REQUIRED TASK: Extract the data exactly, missing nothing.

THE INPUT:
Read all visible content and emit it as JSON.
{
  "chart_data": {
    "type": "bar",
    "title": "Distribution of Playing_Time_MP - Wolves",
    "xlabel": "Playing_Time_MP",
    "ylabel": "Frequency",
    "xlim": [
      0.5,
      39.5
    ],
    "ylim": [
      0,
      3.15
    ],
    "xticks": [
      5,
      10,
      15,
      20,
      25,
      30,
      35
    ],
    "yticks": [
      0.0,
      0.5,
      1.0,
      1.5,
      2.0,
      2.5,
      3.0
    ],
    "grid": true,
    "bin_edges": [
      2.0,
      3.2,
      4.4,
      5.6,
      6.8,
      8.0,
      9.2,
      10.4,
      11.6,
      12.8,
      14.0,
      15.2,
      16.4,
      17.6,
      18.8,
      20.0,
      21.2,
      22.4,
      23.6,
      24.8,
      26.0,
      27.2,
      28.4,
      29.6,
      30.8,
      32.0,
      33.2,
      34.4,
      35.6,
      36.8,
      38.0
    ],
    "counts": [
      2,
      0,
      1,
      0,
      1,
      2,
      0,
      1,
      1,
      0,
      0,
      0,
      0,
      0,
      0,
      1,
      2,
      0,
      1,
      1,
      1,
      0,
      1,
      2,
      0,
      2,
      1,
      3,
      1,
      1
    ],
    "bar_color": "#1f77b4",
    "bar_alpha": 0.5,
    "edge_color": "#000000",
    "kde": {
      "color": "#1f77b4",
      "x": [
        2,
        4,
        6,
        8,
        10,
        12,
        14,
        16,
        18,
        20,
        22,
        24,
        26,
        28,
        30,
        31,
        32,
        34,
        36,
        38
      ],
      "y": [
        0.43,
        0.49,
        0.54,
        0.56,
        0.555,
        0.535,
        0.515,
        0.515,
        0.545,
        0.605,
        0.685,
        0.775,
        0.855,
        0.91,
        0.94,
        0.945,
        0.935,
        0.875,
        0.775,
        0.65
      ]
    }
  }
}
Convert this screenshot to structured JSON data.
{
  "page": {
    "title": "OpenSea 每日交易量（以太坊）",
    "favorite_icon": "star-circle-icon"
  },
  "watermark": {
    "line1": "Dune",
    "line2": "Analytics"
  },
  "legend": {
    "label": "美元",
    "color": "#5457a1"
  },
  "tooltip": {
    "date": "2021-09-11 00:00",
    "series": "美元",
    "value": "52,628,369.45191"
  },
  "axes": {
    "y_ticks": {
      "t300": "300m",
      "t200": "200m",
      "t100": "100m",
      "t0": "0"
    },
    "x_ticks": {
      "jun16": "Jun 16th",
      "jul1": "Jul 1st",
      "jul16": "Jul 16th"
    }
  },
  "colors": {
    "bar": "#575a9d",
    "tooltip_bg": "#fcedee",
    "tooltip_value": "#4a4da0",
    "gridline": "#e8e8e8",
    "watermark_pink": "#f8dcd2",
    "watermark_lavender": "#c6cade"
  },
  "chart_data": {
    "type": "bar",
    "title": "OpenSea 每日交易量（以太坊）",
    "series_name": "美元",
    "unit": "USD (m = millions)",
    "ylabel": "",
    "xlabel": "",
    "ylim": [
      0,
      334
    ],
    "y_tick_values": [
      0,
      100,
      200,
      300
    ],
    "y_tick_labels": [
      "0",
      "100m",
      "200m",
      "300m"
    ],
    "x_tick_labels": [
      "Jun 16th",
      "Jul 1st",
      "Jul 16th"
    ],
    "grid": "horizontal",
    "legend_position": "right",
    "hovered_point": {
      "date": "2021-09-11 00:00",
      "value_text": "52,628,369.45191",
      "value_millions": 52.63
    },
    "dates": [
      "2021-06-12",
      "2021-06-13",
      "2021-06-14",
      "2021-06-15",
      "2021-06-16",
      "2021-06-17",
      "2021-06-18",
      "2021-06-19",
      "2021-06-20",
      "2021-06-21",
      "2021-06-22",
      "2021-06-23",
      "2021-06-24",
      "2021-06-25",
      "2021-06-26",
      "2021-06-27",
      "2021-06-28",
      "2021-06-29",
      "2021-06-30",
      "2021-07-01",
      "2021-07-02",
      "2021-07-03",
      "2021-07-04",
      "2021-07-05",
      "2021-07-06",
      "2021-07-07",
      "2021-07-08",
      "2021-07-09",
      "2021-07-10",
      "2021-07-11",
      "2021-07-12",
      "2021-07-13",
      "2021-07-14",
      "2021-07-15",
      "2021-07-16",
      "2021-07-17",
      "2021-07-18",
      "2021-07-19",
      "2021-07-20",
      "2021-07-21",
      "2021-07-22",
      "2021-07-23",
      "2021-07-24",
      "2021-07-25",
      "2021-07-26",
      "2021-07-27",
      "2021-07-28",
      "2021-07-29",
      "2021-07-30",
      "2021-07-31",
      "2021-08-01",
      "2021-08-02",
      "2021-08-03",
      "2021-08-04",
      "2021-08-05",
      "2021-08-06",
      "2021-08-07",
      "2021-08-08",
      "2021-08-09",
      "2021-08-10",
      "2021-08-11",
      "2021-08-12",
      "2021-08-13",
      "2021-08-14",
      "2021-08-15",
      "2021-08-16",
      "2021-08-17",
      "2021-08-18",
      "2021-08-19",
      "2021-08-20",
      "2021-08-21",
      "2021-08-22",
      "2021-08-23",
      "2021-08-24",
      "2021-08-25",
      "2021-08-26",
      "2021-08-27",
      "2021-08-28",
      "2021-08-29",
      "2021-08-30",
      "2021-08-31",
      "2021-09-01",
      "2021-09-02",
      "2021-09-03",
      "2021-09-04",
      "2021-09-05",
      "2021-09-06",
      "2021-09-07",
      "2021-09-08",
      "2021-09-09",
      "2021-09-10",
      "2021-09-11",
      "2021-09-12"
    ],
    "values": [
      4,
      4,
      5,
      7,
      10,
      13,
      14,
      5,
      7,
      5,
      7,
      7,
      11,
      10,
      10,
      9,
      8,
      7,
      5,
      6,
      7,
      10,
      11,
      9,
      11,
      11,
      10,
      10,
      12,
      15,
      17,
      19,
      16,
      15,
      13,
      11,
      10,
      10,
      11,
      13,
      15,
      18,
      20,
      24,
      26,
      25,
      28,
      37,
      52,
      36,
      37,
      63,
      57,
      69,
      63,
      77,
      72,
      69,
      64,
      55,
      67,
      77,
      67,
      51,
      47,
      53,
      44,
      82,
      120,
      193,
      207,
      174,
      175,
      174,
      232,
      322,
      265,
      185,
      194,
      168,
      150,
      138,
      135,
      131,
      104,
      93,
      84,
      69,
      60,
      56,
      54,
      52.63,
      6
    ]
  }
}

WRITTEN SOLUTION:
Read all visible content and emit it as JSON.
{
  "chart_data": {
    "type": "bar",
    "title": "Distribution of Playing_Time_MP - Wolves",
    "xlabel": "Playing_Time_MP",
    "ylabel": "Frequency",
    "xlim": [
      0.5,
      39.5
    ],
    "ylim": [
      0,
      3.15
    ],
    "xticks": [
      5,
      10,
      15,
      20,
      25,
      30,
      35
    ],
    "yticks": [
      0.0,
      0.5,
      1.0,
      1.5,
      2.0,
      2.5,
      3.0
    ],
    "grid": true,
    "bin_edges": [
      2.0,
      3.2,
      4.4,
      5.6,
      6.8,
      8.0,
      9.2,
      10.4,
      11.6,
      12.8,
      14.0,
      15.2,
      16.4,
      17.6,
      18.8,
      20.0,
      21.2,
      22.4,
      23.6,
      24.8,
      26.0,
      27.2,
      28.4,
      29.6,
      30.8,
      32.0,
      33.2,
      34.4,
      35.6,
      36.8,
      38.0
    ],
    "counts": [
      2,
      0,
      1,
      0,
      1,
      2,
      0,
      1,
      1,
      0,
      0,
      0,
      0,
      0,
      0,
      1,
      2,
      0,
      1,
      1,
      1,
      0,
      1,
      2,
      0,
      2,
      1,
      3,
      1,
      1
    ],
    "bar_color": "#1f77b4",
    "bar_alpha": 0.5,
    "edge_color": "#000000",
    "kde": {
      "color": "#1f77b4",
      "x": [
        2,
        4,
        6,
        8,
        10,
        12,
        14,
        16,
        18,
        20,
        22,
        24,
        26,
        28,
        30,
        31,
        32,
        34,
        36,
        38
      ],
      "y": [
        0.43,
        0.49,
        0.54,
        0.56,
        0.555,
        0.535,
        0.515,
        0.515,
        0.545,
        0.605,
        0.685,
        0.775,
        0.855,
        0.91,
        0.94,
        0.945,
        0.935,
        0.875,
        0.775,
        0.65
      ]
    }
  }
}
Convert this screenshot to structured JSON data.
{
  "page": {
    "title": "OpenSea 每日交易量（以太坊）",
    "favorite_icon": "star-circle-icon"
  },
  "watermark": {
    "line1": "Dune",
    "line2": "Analytics"
  },
  "legend": {
    "label": "美元",
    "color": "#5457a1"
  },
  "tooltip": {
    "date": "2021-09-11 00:00",
    "series": "美元",
    "value": "52,628,369.45191"
  },
  "axes": {
    "y_ticks": {
      "t300": "300m",
      "t200": "200m",
      "t100": "100m",
      "t0": "0"
    },
    "x_ticks": {
      "jun16": "Jun 16th",
      "jul1": "Jul 1st",
      "jul16": "Jul 16th"
    }
  },
  "colors": {
    "bar": "#575a9d",
    "tooltip_bg": "#fcedee",
    "tooltip_value": "#4a4da0",
    "gridline": "#e8e8e8",
    "watermark_pink": "#f8dcd2",
    "watermark_lavender": "#c6cade"
  },
  "chart_data": {
    "type": "bar",
    "title": "OpenSea 每日交易量（以太坊）",
    "series_name": "美元",
    "unit": "USD (m = millions)",
    "ylabel": "",
    "xlabel": "",
    "ylim": [
      0,
      334
    ],
    "y_tick_values": [
      0,
      100,
      200,
      300
    ],
    "y_tick_labels": [
      "0",
      "100m",
      "200m",
      "300m"
    ],
    "x_tick_labels": [
      "Jun 16th",
      "Jul 1st",
      "Jul 16th"
    ],
    "grid": "horizontal",
    "legend_position": "right",
    "hovered_point": {
      "date": "2021-09-11 00:00",
      "value_text": "52,628,369.45191",
      "value_millions": 52.63
    },
    "dates": [
      "2021-06-12",
      "2021-06-13",
      "2021-06-14",
      "2021-06-15",
      "2021-06-16",
      "2021-06-17",
      "2021-06-18",
      "2021-06-19",
      "2021-06-20",
      "2021-06-21",
      "2021-06-22",
      "2021-06-23",
      "2021-06-24",
      "2021-06-25",
      "2021-06-26",
      "2021-06-27",
      "2021-06-28",
      "2021-06-29",
      "2021-06-30",
      "2021-07-01",
      "2021-07-02",
      "2021-07-03",
      "2021-07-04",
      "2021-07-05",
      "2021-07-06",
      "2021-07-07",
      "2021-07-08",
      "2021-07-09",
      "2021-07-10",
      "2021-07-11",
      "2021-07-12",
      "2021-07-13",
      "2021-07-14",
      "2021-07-15",
      "2021-07-16",
      "2021-07-17",
      "2021-07-18",
      "2021-07-19",
      "2021-07-20",
      "2021-07-21",
      "2021-07-22",
      "2021-07-23",
      "2021-07-24",
      "2021-07-25",
      "2021-07-26",
      "2021-07-27",
      "2021-07-28",
      "2021-07-29",
      "2021-07-30",
      "2021-07-31",
      "2021-08-01",
      "2021-08-02",
      "2021-08-03",
      "2021-08-04",
      "2021-08-05",
      "2021-08-06",
      "2021-08-07",
      "2021-08-08",
      "2021-08-09",
      "2021-08-10",
      "2021-08-11",
      "2021-08-12",
      "2021-08-13",
      "2021-08-14",
      "2021-08-15",
      "2021-08-16",
      "2021-08-17",
      "2021-08-18",
      "2021-08-19",
      "2021-08-20",
      "2021-08-21",
      "2021-08-22",
      "2021-08-23",
      "2021-08-24",
      "2021-08-25",
      "2021-08-26",
      "2021-08-27",
      "2021-08-28",
      "2021-08-29",
      "2021-08-30",
      "2021-08-31",
      "2021-09-01",
      "2021-09-02",
      "2021-09-03",
      "2021-09-04",
      "2021-09-05",
      "2021-09-06",
      "2021-09-07",
      "2021-09-08",
      "2021-09-09",
      "2021-09-10",
      "2021-09-11",
      "2021-09-12"
    ],
    "values": [
      4,
      4,
      5,
      7,
      10,
      13,
      14,
      5,
      7,
      5,
      7,
      7,
      11,
      10,
      10,
      9,
      8,
      7,
      5,
      6,
      7,
      10,
      11,
      9,
      11,
      11,
      10,
      10,
      12,
      15,
      17,
      19,
      16,
      15,
      13,
      11,
      10,
      10,
      11,
      13,
      15,
      18,
      20,
      24,
      26,
      25,
      28,
      37,
      52,
      36,
      37,
      63,
      57,
      69,
      63,
      77,
      72,
      69,
      64,
      55,
      67,
      77,
      67,
      51,
      47,
      53,
      44,
      82,
      120,
      193,
      207,
      174,
      175,
      174,
      232,
      322,
      265,
      185,
      194,
      168,
      150,
      138,
      135,
      131,
      104,
      93,
      84,
      69,
      60,
      56,
      54,
      52.63,
      6
    ]
  }
}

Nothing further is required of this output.